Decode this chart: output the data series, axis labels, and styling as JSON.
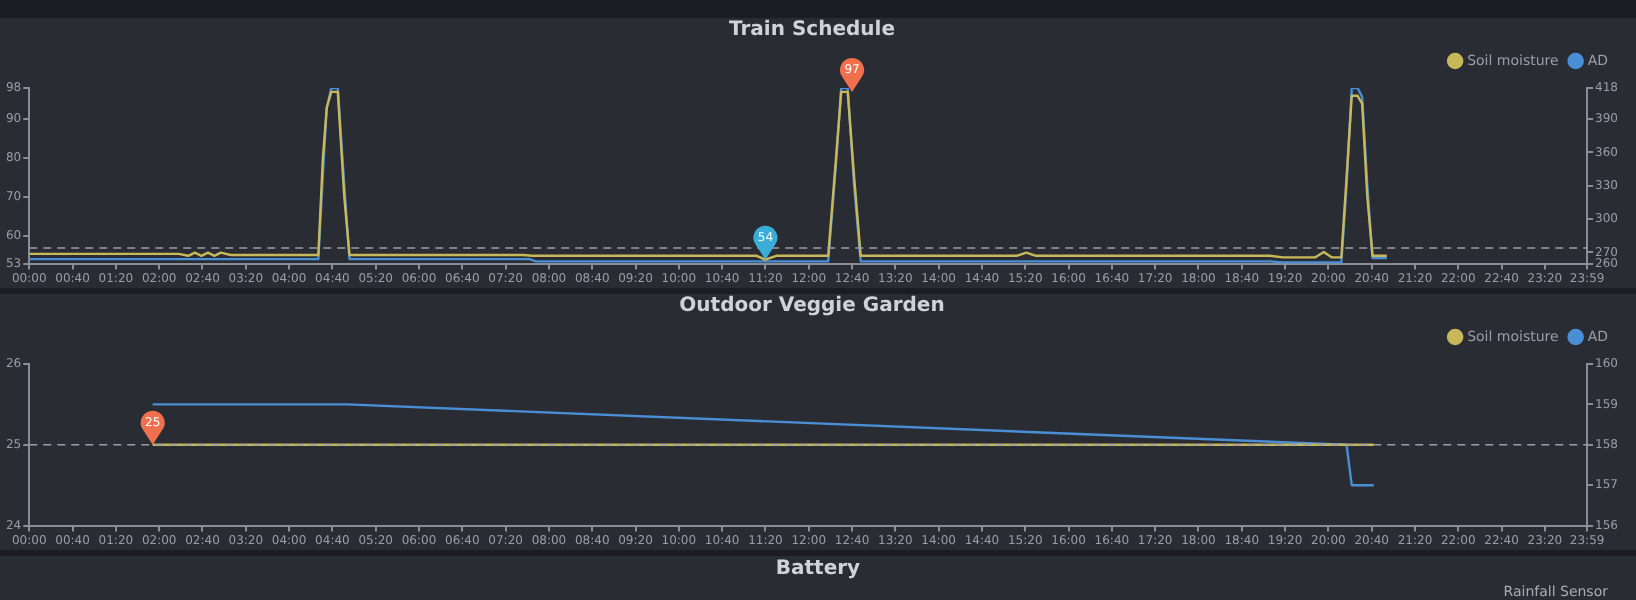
{
  "chart_data": [
    {
      "type": "line",
      "title": "Train Schedule",
      "legend": "top right",
      "grid": false,
      "xlim": [
        0,
        23.9833
      ],
      "xticks": [
        {
          "value": 0,
          "label": "00:00"
        },
        {
          "value": 0.6667,
          "label": "00:40"
        },
        {
          "value": 1.3333,
          "label": "01:20"
        },
        {
          "value": 2,
          "label": "02:00"
        },
        {
          "value": 2.6667,
          "label": "02:40"
        },
        {
          "value": 3.3333,
          "label": "03:20"
        },
        {
          "value": 4,
          "label": "04:00"
        },
        {
          "value": 4.6667,
          "label": "04:40"
        },
        {
          "value": 5.3333,
          "label": "05:20"
        },
        {
          "value": 6,
          "label": "06:00"
        },
        {
          "value": 6.6667,
          "label": "06:40"
        },
        {
          "value": 7.3333,
          "label": "07:20"
        },
        {
          "value": 8,
          "label": "08:00"
        },
        {
          "value": 8.6667,
          "label": "08:40"
        },
        {
          "value": 9.3333,
          "label": "09:20"
        },
        {
          "value": 10,
          "label": "10:00"
        },
        {
          "value": 10.6667,
          "label": "10:40"
        },
        {
          "value": 11.3333,
          "label": "11:20"
        },
        {
          "value": 12,
          "label": "12:00"
        },
        {
          "value": 12.6667,
          "label": "12:40"
        },
        {
          "value": 13.3333,
          "label": "13:20"
        },
        {
          "value": 14,
          "label": "14:00"
        },
        {
          "value": 14.6667,
          "label": "14:40"
        },
        {
          "value": 15.3333,
          "label": "15:20"
        },
        {
          "value": 16,
          "label": "16:00"
        },
        {
          "value": 16.6667,
          "label": "16:40"
        },
        {
          "value": 17.3333,
          "label": "17:20"
        },
        {
          "value": 18,
          "label": "18:00"
        },
        {
          "value": 18.6667,
          "label": "18:40"
        },
        {
          "value": 19.3333,
          "label": "19:20"
        },
        {
          "value": 20,
          "label": "20:00"
        },
        {
          "value": 20.6667,
          "label": "20:40"
        },
        {
          "value": 21.3333,
          "label": "21:20"
        },
        {
          "value": 22,
          "label": "22:00"
        },
        {
          "value": 22.6667,
          "label": "22:40"
        },
        {
          "value": 23.3333,
          "label": "23:20"
        },
        {
          "value": 23.9833,
          "label": "23:59"
        }
      ],
      "ylim": [
        53,
        98
      ],
      "yticks": [
        53,
        60,
        70,
        80,
        90,
        98
      ],
      "y2lim": [
        260,
        418
      ],
      "y2ticks": [
        260,
        270,
        300,
        330,
        360,
        390,
        418
      ],
      "ref_lines": [
        {
          "axis": "y",
          "value": 57,
          "line_style": "dashed"
        }
      ],
      "annotations": [
        {
          "text": "97",
          "x": 12.6667,
          "y": 97
        },
        {
          "text": "54",
          "x": 11.3333,
          "y": 54
        }
      ],
      "series": [
        {
          "name": "Soil moisture",
          "color": "#c8b85a",
          "x": [
            0,
            2.3,
            2.45,
            2.55,
            2.65,
            2.75,
            2.85,
            2.95,
            3.1,
            4.45,
            4.52,
            4.58,
            4.65,
            4.75,
            4.85,
            4.93,
            7.6,
            7.75,
            11.2,
            11.33,
            11.5,
            12.3,
            12.42,
            12.5,
            12.6,
            12.7,
            12.8,
            15.2,
            15.35,
            15.5,
            19.1,
            19.3,
            19.8,
            19.93,
            20.05,
            20.2,
            20.28,
            20.36,
            20.45,
            20.52,
            20.6,
            20.68,
            20.9
          ],
          "values": [
            55.5,
            55.5,
            55,
            55.8,
            55,
            55.8,
            55,
            55.8,
            55.2,
            55.2,
            80,
            93,
            97,
            97,
            70,
            55.2,
            55.2,
            55,
            55,
            54,
            55,
            55,
            80,
            97,
            97,
            75,
            55,
            55,
            55.8,
            55,
            55,
            54.6,
            54.6,
            56,
            54.6,
            54.6,
            75,
            96,
            96,
            94,
            70,
            55,
            55
          ]
        },
        {
          "name": "AD",
          "color": "#4a8fd6",
          "axis": "y2",
          "x": [
            0,
            4.45,
            4.52,
            4.58,
            4.65,
            4.75,
            4.85,
            4.93,
            7.7,
            7.8,
            12.3,
            12.42,
            12.5,
            12.6,
            12.7,
            12.8,
            19.1,
            19.3,
            20.2,
            20.28,
            20.36,
            20.45,
            20.52,
            20.6,
            20.68,
            20.9
          ],
          "values": [
            264,
            264,
            340,
            400,
            418,
            418,
            330,
            264,
            264,
            262,
            262,
            350,
            418,
            418,
            330,
            262,
            262,
            261,
            261,
            330,
            418,
            418,
            410,
            330,
            265,
            265
          ]
        }
      ]
    },
    {
      "type": "line",
      "title": "Outdoor Veggie Garden",
      "legend": "top right",
      "grid": false,
      "xlim": [
        0,
        23.9833
      ],
      "xticks": [
        {
          "value": 0,
          "label": "00:00"
        },
        {
          "value": 0.6667,
          "label": "00:40"
        },
        {
          "value": 1.3333,
          "label": "01:20"
        },
        {
          "value": 2,
          "label": "02:00"
        },
        {
          "value": 2.6667,
          "label": "02:40"
        },
        {
          "value": 3.3333,
          "label": "03:20"
        },
        {
          "value": 4,
          "label": "04:00"
        },
        {
          "value": 4.6667,
          "label": "04:40"
        },
        {
          "value": 5.3333,
          "label": "05:20"
        },
        {
          "value": 6,
          "label": "06:00"
        },
        {
          "value": 6.6667,
          "label": "06:40"
        },
        {
          "value": 7.3333,
          "label": "07:20"
        },
        {
          "value": 8,
          "label": "08:00"
        },
        {
          "value": 8.6667,
          "label": "08:40"
        },
        {
          "value": 9.3333,
          "label": "09:20"
        },
        {
          "value": 10,
          "label": "10:00"
        },
        {
          "value": 10.6667,
          "label": "10:40"
        },
        {
          "value": 11.3333,
          "label": "11:20"
        },
        {
          "value": 12,
          "label": "12:00"
        },
        {
          "value": 12.6667,
          "label": "12:40"
        },
        {
          "value": 13.3333,
          "label": "13:20"
        },
        {
          "value": 14,
          "label": "14:00"
        },
        {
          "value": 14.6667,
          "label": "14:40"
        },
        {
          "value": 15.3333,
          "label": "15:20"
        },
        {
          "value": 16,
          "label": "16:00"
        },
        {
          "value": 16.6667,
          "label": "16:40"
        },
        {
          "value": 17.3333,
          "label": "17:20"
        },
        {
          "value": 18,
          "label": "18:00"
        },
        {
          "value": 18.6667,
          "label": "18:40"
        },
        {
          "value": 19.3333,
          "label": "19:20"
        },
        {
          "value": 20,
          "label": "20:00"
        },
        {
          "value": 20.6667,
          "label": "20:40"
        },
        {
          "value": 21.3333,
          "label": "21:20"
        },
        {
          "value": 22,
          "label": "22:00"
        },
        {
          "value": 22.6667,
          "label": "22:40"
        },
        {
          "value": 23.3333,
          "label": "23:20"
        },
        {
          "value": 23.9833,
          "label": "23:59"
        }
      ],
      "ylim": [
        24,
        26
      ],
      "yticks": [
        24,
        25,
        26
      ],
      "y2lim": [
        156,
        160
      ],
      "y2ticks": [
        156,
        157,
        158,
        159,
        160
      ],
      "ref_lines": [
        {
          "axis": "y",
          "value": 25,
          "line_style": "dashed"
        }
      ],
      "annotations": [
        {
          "text": "25",
          "x": 1.9,
          "y": 25
        }
      ],
      "series": [
        {
          "name": "Soil moisture",
          "color": "#c8b85a",
          "x": [
            1.9,
            20.7
          ],
          "values": [
            25,
            25
          ]
        },
        {
          "name": "AD",
          "color": "#4a8fd6",
          "axis": "y2",
          "x": [
            1.9,
            4.9,
            20.28,
            20.36,
            20.7
          ],
          "values": [
            159,
            159,
            158,
            157,
            157
          ]
        }
      ]
    },
    {
      "type": "other",
      "title": "Battery",
      "annotations": [
        "Rainfall Sensor"
      ]
    }
  ]
}
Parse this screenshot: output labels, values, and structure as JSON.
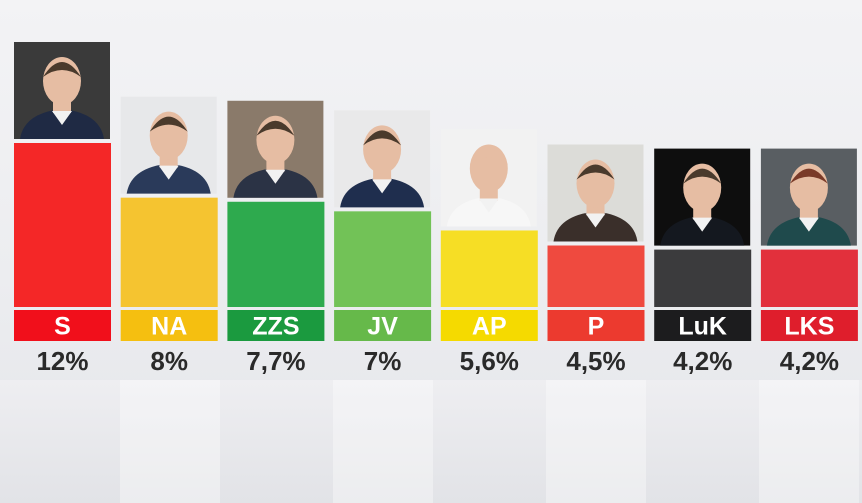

(Your goal): Locate each line containing the string "output" and show it.

(Exercise answer):
Decode this chart: output the data series, axis labels, and styling as JSON.
Parse this screenshot: output labels, values, and structure as JSON.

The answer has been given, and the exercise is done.